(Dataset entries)
* Begin *

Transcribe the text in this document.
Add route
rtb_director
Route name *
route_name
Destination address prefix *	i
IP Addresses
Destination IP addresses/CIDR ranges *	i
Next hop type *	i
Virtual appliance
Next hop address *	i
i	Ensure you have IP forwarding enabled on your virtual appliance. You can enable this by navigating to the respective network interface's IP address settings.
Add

* End *
* Begin *

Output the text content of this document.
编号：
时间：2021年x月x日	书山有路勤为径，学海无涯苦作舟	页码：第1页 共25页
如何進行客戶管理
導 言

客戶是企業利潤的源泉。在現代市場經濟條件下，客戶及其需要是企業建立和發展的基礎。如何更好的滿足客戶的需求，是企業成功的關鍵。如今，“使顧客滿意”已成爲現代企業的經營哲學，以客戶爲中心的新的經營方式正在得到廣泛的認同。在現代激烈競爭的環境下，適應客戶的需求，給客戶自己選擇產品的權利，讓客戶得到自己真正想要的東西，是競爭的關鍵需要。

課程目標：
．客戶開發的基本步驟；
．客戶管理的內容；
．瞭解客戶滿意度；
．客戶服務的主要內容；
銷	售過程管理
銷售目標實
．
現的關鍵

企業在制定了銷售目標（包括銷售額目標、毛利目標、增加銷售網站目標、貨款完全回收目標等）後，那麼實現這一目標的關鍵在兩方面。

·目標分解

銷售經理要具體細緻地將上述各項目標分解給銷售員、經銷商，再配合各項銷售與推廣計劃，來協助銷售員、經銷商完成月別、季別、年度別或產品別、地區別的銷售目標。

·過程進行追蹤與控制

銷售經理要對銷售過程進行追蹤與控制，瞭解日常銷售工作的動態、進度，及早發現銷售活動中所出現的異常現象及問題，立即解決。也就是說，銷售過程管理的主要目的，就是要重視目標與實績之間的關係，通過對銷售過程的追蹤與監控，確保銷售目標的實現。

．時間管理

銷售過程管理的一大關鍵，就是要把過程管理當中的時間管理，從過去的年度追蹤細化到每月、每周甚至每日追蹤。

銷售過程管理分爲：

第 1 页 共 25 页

* End *

THE REQUEST:
Within the records above, how many lines include the word "document"? State the number by itself.

CORRECT RESPONSE:
2